#### Task to complete:
Copy out each line of the data that holds the word "this".

[Records from a collection]
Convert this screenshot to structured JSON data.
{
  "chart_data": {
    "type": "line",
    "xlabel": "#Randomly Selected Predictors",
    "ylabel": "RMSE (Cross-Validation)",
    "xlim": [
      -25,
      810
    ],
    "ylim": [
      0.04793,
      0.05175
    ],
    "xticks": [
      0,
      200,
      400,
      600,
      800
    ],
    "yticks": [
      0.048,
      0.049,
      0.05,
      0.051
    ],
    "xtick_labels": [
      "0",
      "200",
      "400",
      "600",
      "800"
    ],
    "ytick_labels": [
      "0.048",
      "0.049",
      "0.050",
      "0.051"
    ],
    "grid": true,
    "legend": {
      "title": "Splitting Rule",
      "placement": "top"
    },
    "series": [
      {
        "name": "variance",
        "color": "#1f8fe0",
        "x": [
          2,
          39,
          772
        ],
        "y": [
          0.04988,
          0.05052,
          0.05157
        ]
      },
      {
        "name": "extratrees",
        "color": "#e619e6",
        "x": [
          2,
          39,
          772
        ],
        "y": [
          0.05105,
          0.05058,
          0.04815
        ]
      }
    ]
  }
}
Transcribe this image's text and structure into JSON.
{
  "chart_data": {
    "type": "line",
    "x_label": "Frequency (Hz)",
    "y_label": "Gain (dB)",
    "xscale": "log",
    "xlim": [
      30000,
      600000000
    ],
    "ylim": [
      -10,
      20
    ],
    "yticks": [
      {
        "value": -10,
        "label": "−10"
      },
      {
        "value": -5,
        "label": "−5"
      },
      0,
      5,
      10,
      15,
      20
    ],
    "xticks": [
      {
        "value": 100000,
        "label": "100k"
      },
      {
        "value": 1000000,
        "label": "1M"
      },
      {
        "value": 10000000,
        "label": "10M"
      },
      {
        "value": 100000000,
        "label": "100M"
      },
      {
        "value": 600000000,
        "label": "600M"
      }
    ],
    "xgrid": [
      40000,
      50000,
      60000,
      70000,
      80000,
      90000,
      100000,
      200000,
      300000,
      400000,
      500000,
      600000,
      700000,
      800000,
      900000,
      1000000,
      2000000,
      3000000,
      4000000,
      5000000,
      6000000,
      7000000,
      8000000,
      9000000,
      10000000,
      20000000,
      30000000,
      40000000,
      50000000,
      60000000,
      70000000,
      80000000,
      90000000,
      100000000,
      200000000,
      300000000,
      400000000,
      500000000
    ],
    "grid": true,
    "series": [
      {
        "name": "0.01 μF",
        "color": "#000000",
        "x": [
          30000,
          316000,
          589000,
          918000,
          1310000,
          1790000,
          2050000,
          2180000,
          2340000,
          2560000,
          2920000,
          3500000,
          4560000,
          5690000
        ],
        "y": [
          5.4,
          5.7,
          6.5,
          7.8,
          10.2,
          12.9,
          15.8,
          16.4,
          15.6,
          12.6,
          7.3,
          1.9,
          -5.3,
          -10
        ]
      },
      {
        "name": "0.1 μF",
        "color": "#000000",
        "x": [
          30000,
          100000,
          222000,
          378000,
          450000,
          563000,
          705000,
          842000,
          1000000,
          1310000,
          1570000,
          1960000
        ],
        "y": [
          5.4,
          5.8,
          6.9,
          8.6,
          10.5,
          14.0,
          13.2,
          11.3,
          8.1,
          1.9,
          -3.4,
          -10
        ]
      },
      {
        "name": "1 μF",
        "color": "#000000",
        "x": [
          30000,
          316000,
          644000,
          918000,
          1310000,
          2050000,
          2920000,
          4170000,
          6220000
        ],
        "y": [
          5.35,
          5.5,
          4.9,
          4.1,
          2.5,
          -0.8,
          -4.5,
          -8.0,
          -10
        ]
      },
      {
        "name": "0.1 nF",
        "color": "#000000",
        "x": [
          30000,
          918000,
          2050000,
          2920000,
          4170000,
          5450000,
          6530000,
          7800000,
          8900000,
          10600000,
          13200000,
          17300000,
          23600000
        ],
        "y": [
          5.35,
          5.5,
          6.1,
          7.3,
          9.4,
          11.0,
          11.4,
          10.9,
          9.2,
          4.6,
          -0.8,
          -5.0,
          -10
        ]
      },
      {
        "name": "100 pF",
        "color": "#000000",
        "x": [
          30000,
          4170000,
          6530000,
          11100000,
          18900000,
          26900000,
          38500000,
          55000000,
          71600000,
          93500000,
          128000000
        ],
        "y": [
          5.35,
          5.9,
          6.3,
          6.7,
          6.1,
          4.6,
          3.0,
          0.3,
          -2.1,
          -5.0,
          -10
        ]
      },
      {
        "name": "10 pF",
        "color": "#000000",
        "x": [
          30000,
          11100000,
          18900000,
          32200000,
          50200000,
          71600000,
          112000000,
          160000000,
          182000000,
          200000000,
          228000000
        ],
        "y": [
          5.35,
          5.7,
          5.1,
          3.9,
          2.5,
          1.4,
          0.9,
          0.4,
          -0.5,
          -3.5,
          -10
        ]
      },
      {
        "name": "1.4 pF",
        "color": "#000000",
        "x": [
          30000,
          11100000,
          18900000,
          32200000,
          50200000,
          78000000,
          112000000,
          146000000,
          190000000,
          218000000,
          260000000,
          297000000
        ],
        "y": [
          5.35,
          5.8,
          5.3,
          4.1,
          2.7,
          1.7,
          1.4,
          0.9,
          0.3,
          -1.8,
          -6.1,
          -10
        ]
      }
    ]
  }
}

#### Written reply:
Convert this screenshot to structured JSON data.
Transcribe this image's text and structure into JSON.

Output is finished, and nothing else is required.